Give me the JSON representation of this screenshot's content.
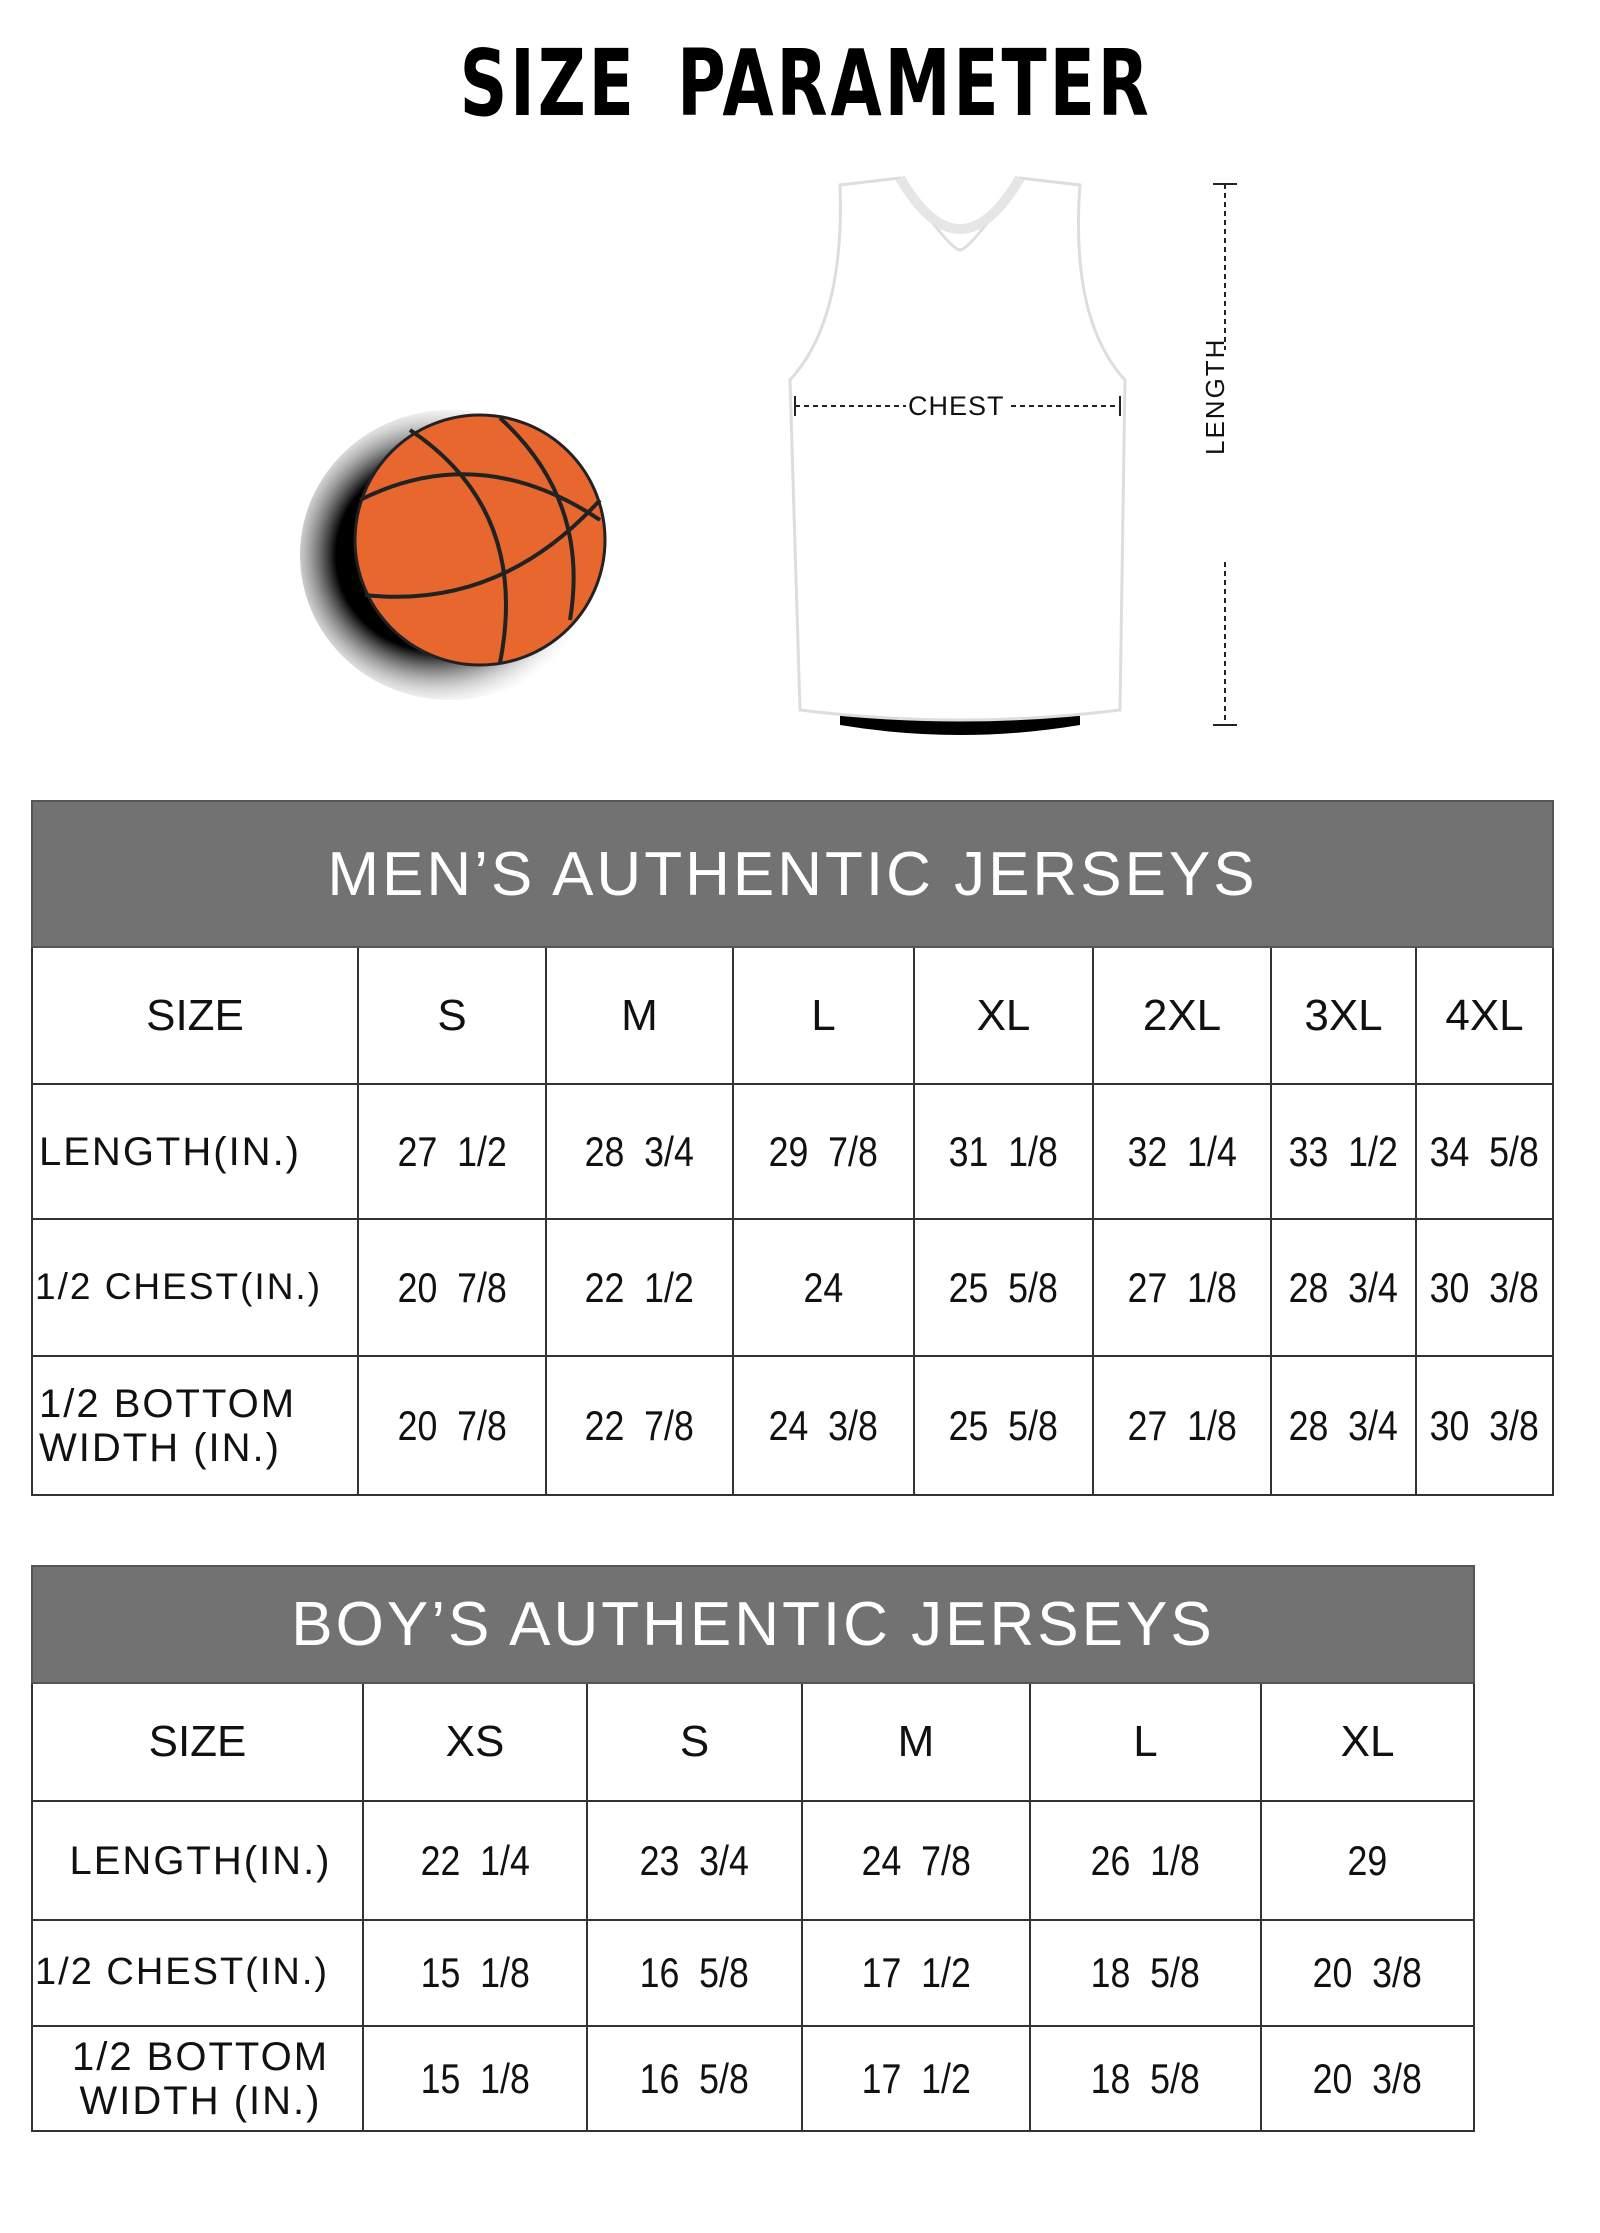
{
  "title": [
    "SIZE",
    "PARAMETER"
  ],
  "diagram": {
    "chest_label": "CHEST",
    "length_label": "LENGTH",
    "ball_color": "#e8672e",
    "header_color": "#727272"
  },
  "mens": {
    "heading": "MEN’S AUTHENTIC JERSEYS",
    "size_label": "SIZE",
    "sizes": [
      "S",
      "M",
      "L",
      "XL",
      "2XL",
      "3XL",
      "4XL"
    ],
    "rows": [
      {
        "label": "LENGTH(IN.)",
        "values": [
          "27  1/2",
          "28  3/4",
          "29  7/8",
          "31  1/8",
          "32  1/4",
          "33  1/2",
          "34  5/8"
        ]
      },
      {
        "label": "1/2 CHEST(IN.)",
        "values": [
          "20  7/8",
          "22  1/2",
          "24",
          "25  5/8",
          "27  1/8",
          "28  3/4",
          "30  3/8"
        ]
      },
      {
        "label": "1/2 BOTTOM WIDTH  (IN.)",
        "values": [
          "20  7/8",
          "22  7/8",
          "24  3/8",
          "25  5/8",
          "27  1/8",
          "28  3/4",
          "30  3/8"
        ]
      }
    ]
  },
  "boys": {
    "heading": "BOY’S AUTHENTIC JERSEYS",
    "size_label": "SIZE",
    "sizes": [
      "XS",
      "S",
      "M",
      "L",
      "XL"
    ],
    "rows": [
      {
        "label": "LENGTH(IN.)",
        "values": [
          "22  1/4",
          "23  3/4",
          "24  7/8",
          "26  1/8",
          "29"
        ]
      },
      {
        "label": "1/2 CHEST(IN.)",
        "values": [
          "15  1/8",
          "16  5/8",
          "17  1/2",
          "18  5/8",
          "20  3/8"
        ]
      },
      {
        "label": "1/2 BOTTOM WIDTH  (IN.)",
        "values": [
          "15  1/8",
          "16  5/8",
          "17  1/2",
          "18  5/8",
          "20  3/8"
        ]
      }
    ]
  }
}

--

THE REQUEST –
Show each line of the data that contains the string "AUTHENTIC".

ANSWER TO THIS TASK –
    "heading": "MEN’S AUTHENTIC JERSEYS",
    "heading": "BOY’S AUTHENTIC JERSEYS",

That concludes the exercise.